TASK DESCRIPTION » Write out all lines holding the word "width".

DATA SHOWN »
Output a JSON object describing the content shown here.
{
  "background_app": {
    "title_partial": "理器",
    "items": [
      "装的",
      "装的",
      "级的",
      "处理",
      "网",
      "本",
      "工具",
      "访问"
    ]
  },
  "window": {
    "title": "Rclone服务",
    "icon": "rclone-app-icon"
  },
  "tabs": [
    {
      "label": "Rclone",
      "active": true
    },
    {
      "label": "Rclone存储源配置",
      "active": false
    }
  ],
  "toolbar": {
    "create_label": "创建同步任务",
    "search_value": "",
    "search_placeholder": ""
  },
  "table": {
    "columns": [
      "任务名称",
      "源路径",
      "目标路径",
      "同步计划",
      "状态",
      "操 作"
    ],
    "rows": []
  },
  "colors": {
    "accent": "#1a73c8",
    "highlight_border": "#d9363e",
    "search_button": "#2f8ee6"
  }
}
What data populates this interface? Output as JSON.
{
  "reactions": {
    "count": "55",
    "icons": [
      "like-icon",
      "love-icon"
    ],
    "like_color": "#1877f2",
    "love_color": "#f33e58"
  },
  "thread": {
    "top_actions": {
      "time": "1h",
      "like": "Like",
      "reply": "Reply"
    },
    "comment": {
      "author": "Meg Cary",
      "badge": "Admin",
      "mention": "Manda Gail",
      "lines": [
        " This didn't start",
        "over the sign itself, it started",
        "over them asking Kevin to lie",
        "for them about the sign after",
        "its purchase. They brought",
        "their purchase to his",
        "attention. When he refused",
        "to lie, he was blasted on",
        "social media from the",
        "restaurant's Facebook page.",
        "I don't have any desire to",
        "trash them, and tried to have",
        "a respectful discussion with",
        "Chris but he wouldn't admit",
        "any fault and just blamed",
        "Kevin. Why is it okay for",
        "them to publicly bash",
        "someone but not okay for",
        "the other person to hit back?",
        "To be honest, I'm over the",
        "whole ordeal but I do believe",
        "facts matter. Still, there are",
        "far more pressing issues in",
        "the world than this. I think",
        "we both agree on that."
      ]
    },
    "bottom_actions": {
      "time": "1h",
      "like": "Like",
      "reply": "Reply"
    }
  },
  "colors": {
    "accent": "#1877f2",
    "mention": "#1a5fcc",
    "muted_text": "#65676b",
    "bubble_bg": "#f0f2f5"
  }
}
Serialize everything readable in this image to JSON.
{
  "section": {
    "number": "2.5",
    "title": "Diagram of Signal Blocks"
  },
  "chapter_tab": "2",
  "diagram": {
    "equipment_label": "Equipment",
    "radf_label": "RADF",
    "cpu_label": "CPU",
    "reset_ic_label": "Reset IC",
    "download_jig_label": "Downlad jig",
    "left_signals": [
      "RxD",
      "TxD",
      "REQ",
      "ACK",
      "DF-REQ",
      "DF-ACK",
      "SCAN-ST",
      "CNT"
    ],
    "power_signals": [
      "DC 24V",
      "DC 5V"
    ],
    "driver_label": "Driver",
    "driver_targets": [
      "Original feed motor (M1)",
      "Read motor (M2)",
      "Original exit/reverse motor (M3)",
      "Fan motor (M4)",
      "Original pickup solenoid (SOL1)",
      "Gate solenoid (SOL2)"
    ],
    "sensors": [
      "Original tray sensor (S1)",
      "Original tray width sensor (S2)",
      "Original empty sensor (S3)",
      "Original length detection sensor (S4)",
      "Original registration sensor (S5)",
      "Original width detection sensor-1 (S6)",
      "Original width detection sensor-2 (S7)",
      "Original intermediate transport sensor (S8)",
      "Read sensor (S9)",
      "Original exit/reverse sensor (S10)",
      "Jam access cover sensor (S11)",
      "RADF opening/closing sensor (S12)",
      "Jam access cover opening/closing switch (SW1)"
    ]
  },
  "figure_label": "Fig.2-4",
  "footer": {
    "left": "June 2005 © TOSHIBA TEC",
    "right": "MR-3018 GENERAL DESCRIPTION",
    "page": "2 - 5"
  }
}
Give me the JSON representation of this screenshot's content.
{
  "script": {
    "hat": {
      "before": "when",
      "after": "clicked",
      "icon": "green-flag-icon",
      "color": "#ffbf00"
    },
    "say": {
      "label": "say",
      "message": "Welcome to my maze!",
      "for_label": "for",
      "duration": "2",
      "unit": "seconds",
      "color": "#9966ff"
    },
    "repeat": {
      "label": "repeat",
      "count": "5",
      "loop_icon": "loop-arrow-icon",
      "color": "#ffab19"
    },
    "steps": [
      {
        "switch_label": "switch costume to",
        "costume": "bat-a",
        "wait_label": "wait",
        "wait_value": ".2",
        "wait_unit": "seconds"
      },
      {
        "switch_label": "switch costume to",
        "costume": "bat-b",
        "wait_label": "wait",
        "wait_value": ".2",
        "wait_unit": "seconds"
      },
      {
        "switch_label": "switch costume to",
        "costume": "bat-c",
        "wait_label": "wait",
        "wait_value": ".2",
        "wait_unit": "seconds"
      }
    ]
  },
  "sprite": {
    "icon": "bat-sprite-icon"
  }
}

ANSWER »
      "Original tray width sensor (S2)",
      "Original width detection sensor-1 (S6)",
      "Original width detection sensor-2 (S7)",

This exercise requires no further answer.